#### Aim of the task:
Every line below must be reproduced exactly. Copy them all.

-- start of Input rows --

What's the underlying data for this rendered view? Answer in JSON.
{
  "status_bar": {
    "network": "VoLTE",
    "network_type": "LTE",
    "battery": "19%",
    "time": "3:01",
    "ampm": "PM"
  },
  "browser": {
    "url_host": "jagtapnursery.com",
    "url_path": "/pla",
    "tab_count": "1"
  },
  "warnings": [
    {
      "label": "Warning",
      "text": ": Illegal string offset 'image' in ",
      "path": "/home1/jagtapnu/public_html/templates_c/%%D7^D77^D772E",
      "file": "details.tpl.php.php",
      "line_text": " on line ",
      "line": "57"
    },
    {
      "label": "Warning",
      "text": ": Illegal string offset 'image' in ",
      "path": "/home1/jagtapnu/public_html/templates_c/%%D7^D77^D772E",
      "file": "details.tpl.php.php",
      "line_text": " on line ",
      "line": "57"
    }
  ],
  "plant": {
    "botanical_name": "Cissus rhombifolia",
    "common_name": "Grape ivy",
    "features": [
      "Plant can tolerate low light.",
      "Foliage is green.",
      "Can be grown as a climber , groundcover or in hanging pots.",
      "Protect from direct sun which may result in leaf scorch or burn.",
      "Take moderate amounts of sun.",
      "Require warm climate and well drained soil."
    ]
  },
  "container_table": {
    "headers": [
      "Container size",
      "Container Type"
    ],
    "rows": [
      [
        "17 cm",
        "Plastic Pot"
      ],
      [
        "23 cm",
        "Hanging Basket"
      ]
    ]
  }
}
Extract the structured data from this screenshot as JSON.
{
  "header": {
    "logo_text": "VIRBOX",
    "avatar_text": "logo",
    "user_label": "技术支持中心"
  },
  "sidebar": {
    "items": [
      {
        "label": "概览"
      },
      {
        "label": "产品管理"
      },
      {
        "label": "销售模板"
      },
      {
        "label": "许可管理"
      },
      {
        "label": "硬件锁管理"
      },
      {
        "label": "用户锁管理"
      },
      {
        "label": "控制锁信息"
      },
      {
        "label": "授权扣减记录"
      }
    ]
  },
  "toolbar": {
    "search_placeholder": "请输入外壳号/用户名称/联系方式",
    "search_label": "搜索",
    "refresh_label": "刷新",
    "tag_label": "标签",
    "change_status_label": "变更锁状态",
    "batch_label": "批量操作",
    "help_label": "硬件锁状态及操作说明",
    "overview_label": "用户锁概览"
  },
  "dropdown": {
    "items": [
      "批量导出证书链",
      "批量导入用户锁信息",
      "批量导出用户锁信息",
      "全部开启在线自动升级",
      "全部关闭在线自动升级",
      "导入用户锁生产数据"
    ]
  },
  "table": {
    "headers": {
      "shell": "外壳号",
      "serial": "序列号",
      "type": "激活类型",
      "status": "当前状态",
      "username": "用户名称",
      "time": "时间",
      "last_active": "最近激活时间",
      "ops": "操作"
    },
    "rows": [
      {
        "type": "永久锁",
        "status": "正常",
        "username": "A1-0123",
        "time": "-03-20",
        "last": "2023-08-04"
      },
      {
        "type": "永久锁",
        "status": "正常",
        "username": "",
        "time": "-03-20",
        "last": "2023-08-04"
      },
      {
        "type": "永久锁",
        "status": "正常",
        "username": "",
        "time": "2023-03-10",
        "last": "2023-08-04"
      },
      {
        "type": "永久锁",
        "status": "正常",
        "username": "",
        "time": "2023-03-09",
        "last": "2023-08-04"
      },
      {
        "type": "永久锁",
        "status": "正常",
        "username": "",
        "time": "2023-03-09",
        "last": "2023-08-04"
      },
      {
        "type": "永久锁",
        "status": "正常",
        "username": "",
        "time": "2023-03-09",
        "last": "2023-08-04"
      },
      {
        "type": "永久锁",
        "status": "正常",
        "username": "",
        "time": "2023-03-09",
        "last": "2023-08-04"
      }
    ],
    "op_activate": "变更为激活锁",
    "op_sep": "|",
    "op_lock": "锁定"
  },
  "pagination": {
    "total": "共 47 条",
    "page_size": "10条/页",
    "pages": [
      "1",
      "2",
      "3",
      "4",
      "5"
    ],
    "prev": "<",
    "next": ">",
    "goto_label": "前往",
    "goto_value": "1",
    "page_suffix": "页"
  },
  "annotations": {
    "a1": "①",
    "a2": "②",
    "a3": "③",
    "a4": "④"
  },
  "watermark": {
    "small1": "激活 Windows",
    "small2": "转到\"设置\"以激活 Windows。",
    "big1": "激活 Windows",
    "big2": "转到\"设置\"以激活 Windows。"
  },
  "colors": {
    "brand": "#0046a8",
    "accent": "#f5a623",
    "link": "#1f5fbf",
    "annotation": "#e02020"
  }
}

-- end of Input rows --

#### Output of the task:
What's the underlying data for this rendered view? Answer in JSON.
{
  "status_bar": {
    "network": "VoLTE",
    "network_type": "LTE",
    "battery": "19%",
    "time": "3:01",
    "ampm": "PM"
  },
  "browser": {
    "url_host": "jagtapnursery.com",
    "url_path": "/pla",
    "tab_count": "1"
  },
  "warnings": [
    {
      "label": "Warning",
      "text": ": Illegal string offset 'image' in ",
      "path": "/home1/jagtapnu/public_html/templates_c/%%D7^D77^D772E",
      "file": "details.tpl.php.php",
      "line_text": " on line ",
      "line": "57"
    },
    {
      "label": "Warning",
      "text": ": Illegal string offset 'image' in ",
      "path": "/home1/jagtapnu/public_html/templates_c/%%D7^D77^D772E",
      "file": "details.tpl.php.php",
      "line_text": " on line ",
      "line": "57"
    }
  ],
  "plant": {
    "botanical_name": "Cissus rhombifolia",
    "common_name": "Grape ivy",
    "features": [
      "Plant can tolerate low light.",
      "Foliage is green.",
      "Can be grown as a climber , groundcover or in hanging pots.",
      "Protect from direct sun which may result in leaf scorch or burn.",
      "Take moderate amounts of sun.",
      "Require warm climate and well drained soil."
    ]
  },
  "container_table": {
    "headers": [
      "Container size",
      "Container Type"
    ],
    "rows": [
      [
        "17 cm",
        "Plastic Pot"
      ],
      [
        "23 cm",
        "Hanging Basket"
      ]
    ]
  }
}
Extract the structured data from this screenshot as JSON.
{
  "header": {
    "logo_text": "VIRBOX",
    "avatar_text": "logo",
    "user_label": "技术支持中心"
  },
  "sidebar": {
    "items": [
      {
        "label": "概览"
      },
      {
        "label": "产品管理"
      },
      {
        "label": "销售模板"
      },
      {
        "label": "许可管理"
      },
      {
        "label": "硬件锁管理"
      },
      {
        "label": "用户锁管理"
      },
      {
        "label": "控制锁信息"
      },
      {
        "label": "授权扣减记录"
      }
    ]
  },
  "toolbar": {
    "search_placeholder": "请输入外壳号/用户名称/联系方式",
    "search_label": "搜索",
    "refresh_label": "刷新",
    "tag_label": "标签",
    "change_status_label": "变更锁状态",
    "batch_label": "批量操作",
    "help_label": "硬件锁状态及操作说明",
    "overview_label": "用户锁概览"
  },
  "dropdown": {
    "items": [
      "批量导出证书链",
      "批量导入用户锁信息",
      "批量导出用户锁信息",
      "全部开启在线自动升级",
      "全部关闭在线自动升级",
      "导入用户锁生产数据"
    ]
  },
  "table": {
    "headers": {
      "shell": "外壳号",
      "serial": "序列号",
      "type": "激活类型",
      "status": "当前状态",
      "username": "用户名称",
      "time": "时间",
      "last_active": "最近激活时间",
      "ops": "操作"
    },
    "rows": [
      {
        "type": "永久锁",
        "status": "正常",
        "username": "A1-0123",
        "time": "-03-20",
        "last": "2023-08-04"
      },
      {
        "type": "永久锁",
        "status": "正常",
        "username": "",
        "time": "-03-20",
        "last": "2023-08-04"
      },
      {
        "type": "永久锁",
        "status": "正常",
        "username": "",
        "time": "2023-03-10",
        "last": "2023-08-04"
      },
      {
        "type": "永久锁",
        "status": "正常",
        "username": "",
        "time": "2023-03-09",
        "last": "2023-08-04"
      },
      {
        "type": "永久锁",
        "status": "正常",
        "username": "",
        "time": "2023-03-09",
        "last": "2023-08-04"
      },
      {
        "type": "永久锁",
        "status": "正常",
        "username": "",
        "time": "2023-03-09",
        "last": "2023-08-04"
      },
      {
        "type": "永久锁",
        "status": "正常",
        "username": "",
        "time": "2023-03-09",
        "last": "2023-08-04"
      }
    ],
    "op_activate": "变更为激活锁",
    "op_sep": "|",
    "op_lock": "锁定"
  },
  "pagination": {
    "total": "共 47 条",
    "page_size": "10条/页",
    "pages": [
      "1",
      "2",
      "3",
      "4",
      "5"
    ],
    "prev": "<",
    "next": ">",
    "goto_label": "前往",
    "goto_value": "1",
    "page_suffix": "页"
  },
  "annotations": {
    "a1": "①",
    "a2": "②",
    "a3": "③",
    "a4": "④"
  },
  "watermark": {
    "small1": "激活 Windows",
    "small2": "转到\"设置\"以激活 Windows。",
    "big1": "激活 Windows",
    "big2": "转到\"设置\"以激活 Windows。"
  },
  "colors": {
    "brand": "#0046a8",
    "accent": "#f5a623",
    "link": "#1f5fbf",
    "annotation": "#e02020"
  }
}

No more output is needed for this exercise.